#### Do this:
Bring together all lines of the material below that contain the string "Métropole".

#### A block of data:
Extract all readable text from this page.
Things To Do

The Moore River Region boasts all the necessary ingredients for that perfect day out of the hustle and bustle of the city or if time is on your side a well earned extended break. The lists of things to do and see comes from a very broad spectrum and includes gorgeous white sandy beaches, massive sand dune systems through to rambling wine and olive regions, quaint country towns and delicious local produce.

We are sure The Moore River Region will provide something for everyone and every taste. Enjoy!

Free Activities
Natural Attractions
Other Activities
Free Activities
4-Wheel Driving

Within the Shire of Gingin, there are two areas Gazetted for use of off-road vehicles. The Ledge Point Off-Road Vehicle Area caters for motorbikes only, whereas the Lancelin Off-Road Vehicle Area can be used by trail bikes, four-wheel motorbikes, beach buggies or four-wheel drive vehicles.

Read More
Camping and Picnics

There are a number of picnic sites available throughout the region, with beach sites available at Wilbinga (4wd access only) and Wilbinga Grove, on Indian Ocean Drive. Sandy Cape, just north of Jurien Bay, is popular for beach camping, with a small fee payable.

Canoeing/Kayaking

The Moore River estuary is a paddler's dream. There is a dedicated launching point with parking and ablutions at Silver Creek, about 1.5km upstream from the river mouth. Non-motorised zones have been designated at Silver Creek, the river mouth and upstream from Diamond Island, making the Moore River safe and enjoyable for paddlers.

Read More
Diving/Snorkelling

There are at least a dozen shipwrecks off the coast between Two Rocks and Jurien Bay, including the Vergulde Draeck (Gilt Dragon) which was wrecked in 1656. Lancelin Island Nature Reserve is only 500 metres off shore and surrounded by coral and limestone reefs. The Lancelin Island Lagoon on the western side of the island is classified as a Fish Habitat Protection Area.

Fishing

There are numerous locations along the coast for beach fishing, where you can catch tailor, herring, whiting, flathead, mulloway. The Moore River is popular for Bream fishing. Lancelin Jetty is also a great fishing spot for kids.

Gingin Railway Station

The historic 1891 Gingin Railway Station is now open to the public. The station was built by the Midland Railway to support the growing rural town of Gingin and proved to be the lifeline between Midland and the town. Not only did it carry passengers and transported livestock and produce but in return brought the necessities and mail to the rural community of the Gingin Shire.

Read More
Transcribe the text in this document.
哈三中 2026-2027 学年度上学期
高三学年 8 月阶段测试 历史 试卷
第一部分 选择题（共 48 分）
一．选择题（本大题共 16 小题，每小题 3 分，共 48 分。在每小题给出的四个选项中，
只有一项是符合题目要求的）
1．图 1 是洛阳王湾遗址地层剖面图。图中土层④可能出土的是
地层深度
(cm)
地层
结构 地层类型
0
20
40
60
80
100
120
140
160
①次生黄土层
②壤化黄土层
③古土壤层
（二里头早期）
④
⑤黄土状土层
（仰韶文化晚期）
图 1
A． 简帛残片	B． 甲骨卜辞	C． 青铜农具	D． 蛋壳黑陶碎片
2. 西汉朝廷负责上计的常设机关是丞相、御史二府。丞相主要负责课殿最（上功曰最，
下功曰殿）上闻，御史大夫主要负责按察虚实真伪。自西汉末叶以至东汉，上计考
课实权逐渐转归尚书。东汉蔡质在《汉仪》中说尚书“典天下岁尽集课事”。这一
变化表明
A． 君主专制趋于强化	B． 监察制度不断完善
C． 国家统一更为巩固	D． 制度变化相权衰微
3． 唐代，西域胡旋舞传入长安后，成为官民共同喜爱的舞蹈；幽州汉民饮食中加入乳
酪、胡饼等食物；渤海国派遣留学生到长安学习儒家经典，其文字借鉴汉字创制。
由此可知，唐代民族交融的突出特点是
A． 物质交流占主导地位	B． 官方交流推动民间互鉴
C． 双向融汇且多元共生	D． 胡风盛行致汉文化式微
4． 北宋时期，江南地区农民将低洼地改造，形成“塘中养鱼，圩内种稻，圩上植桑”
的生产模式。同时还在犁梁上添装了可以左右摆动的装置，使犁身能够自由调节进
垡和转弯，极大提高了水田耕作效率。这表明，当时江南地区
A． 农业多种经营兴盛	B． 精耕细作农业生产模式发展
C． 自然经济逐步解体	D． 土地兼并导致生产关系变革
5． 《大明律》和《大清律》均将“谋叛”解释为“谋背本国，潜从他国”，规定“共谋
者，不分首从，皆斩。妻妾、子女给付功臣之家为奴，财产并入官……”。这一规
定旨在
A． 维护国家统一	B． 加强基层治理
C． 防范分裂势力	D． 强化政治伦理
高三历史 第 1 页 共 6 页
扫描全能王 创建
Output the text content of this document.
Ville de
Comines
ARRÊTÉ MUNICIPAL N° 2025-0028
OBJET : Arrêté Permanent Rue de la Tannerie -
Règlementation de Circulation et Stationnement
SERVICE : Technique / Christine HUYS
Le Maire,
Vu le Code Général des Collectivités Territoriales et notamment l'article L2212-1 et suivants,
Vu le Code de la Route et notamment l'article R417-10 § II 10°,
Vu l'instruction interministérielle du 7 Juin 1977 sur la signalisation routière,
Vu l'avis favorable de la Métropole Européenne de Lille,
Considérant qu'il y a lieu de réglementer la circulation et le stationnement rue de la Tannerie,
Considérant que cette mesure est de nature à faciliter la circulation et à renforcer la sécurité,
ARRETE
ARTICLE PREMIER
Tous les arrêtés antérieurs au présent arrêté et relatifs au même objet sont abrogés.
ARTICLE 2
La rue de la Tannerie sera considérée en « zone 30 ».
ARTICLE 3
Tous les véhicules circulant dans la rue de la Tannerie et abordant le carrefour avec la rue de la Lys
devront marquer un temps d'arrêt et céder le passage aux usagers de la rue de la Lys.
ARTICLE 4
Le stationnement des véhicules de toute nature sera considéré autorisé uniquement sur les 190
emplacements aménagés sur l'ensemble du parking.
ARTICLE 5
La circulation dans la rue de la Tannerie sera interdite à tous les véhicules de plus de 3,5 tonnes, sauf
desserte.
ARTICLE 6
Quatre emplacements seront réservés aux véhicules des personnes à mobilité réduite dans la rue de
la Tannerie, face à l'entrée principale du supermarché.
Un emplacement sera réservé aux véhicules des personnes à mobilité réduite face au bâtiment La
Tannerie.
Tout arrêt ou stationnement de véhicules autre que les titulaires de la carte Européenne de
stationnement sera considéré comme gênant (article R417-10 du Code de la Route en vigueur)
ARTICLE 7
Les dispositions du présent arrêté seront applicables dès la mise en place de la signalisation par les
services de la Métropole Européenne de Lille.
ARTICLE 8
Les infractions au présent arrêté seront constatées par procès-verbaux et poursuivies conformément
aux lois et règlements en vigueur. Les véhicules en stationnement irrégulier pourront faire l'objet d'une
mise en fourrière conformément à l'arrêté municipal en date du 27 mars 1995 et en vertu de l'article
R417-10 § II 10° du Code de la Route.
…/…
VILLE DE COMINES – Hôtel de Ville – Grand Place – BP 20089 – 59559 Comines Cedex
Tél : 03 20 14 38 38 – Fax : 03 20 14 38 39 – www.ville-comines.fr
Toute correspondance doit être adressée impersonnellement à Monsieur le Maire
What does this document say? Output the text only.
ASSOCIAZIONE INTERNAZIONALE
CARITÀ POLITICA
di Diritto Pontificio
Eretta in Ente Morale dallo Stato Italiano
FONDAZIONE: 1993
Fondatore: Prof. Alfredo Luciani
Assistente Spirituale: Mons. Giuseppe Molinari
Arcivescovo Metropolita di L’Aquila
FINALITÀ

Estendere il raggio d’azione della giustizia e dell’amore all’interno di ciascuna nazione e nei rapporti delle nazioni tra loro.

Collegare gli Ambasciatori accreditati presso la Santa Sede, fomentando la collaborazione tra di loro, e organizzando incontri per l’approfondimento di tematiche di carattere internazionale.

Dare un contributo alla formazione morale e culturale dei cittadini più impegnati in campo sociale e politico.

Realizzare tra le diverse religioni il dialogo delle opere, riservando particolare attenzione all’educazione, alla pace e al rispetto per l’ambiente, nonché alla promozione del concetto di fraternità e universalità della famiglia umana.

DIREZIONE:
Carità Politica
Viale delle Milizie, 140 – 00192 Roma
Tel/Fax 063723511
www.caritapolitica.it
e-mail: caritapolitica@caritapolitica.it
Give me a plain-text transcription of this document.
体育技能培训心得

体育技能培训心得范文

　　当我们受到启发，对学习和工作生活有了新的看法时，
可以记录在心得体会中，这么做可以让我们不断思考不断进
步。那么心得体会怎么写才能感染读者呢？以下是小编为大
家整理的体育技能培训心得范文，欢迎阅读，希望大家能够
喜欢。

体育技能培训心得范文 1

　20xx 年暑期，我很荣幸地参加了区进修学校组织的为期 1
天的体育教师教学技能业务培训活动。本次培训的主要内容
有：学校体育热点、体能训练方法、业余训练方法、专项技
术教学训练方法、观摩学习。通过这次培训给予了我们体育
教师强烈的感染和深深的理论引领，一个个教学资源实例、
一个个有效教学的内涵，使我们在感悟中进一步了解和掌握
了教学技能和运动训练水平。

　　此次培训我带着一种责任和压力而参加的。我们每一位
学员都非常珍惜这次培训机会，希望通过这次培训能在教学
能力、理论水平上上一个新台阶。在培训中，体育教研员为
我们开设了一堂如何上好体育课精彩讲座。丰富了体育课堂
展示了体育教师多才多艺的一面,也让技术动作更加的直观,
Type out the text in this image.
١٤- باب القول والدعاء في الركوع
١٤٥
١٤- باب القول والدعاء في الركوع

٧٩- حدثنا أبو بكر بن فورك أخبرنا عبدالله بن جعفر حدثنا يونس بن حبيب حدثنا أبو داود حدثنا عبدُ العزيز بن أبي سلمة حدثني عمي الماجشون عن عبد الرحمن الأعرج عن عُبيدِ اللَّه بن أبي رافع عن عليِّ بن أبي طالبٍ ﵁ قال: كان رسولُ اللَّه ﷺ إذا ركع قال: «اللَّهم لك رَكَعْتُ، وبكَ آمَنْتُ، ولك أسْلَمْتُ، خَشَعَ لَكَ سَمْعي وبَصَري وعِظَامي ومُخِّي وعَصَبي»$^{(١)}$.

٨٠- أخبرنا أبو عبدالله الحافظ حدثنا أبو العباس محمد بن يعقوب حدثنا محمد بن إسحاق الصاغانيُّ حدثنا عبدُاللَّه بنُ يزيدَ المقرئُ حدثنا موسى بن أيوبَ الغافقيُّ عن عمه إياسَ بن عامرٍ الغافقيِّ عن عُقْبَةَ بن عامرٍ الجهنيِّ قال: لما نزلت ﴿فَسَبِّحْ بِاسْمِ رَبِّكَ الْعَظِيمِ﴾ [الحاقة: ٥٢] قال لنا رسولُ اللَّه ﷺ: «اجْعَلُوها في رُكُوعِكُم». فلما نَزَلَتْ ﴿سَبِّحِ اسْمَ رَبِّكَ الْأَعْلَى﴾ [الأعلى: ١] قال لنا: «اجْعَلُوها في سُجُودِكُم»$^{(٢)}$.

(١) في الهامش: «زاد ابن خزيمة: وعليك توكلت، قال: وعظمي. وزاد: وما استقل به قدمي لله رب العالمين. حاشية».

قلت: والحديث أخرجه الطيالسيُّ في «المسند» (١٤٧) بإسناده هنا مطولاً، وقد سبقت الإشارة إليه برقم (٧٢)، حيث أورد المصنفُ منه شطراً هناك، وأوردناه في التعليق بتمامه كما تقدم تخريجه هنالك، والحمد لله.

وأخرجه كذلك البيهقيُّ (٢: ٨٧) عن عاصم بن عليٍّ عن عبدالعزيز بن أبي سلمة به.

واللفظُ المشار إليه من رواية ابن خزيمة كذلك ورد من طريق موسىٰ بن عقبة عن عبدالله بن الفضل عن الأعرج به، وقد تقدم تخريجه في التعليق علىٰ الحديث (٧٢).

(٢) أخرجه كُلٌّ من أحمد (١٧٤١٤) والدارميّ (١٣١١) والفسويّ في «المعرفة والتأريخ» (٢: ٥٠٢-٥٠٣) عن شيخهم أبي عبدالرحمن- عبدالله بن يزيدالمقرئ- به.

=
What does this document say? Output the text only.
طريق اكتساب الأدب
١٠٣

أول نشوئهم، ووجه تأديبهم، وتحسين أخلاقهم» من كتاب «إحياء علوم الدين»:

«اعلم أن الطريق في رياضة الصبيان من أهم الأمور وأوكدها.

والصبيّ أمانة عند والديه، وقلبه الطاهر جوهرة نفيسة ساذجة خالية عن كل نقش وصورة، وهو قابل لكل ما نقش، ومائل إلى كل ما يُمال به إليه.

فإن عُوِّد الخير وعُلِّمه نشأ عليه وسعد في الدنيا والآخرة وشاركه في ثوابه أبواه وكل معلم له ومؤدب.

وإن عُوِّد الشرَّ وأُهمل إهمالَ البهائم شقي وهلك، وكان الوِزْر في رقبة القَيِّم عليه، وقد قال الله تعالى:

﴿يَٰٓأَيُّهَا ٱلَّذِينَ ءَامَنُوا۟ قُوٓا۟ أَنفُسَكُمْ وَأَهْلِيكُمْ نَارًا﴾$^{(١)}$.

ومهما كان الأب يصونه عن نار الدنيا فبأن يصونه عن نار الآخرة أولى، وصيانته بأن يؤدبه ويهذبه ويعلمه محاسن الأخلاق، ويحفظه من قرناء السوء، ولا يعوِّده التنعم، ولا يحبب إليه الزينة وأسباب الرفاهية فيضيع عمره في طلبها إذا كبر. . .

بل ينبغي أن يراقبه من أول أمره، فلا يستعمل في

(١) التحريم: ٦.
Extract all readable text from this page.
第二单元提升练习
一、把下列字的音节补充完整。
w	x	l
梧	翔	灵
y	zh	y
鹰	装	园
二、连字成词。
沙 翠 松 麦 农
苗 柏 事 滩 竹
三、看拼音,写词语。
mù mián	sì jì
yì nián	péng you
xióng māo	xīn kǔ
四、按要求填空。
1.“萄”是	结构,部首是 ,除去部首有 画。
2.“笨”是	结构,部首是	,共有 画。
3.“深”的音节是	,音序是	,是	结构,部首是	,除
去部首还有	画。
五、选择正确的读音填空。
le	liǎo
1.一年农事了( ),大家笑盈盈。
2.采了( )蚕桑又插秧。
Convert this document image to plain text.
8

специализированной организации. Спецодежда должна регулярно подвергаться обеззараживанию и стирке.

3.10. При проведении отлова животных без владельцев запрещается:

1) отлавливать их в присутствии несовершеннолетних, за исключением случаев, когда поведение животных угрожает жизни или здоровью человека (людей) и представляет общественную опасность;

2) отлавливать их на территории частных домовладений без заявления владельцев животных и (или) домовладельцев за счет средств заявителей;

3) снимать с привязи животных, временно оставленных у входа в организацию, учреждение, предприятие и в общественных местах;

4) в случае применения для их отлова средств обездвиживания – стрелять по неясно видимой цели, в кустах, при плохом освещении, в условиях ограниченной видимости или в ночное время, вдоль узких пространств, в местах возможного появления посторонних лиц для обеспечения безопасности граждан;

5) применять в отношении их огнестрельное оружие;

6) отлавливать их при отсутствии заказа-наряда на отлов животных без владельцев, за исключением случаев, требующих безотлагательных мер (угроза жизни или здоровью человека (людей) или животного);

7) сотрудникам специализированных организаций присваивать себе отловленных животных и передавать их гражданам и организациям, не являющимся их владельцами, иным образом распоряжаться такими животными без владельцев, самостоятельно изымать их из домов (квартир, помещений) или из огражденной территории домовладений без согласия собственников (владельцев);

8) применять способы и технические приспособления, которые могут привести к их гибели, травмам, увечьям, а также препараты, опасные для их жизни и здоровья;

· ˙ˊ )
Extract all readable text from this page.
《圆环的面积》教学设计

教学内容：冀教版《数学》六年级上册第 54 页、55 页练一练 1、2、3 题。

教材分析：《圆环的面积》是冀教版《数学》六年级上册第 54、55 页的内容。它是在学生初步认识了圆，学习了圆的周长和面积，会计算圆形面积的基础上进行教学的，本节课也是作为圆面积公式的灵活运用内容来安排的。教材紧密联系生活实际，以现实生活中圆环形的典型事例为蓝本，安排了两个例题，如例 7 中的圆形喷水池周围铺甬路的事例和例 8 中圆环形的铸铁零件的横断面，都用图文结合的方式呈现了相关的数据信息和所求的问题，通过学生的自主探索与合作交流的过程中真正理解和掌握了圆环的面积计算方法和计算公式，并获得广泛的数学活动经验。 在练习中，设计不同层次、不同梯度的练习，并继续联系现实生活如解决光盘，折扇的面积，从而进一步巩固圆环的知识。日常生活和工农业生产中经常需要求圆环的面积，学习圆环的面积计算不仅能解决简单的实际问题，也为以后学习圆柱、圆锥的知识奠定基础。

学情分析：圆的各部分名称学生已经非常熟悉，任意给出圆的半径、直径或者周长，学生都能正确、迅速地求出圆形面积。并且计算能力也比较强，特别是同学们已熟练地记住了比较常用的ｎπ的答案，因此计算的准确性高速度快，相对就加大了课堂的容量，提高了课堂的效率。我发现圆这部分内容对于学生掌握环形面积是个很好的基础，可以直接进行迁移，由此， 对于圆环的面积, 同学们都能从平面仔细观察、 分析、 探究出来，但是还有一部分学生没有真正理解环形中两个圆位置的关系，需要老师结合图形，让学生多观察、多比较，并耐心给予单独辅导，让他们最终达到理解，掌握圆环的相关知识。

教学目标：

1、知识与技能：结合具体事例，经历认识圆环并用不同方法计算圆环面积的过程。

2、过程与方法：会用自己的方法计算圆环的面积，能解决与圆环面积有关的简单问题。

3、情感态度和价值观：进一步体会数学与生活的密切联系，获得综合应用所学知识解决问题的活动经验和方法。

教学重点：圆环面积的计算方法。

#### Response:
Vu l'avis favorable de la Métropole Européenne de Lille,
services de la Métropole Européenne de Lille.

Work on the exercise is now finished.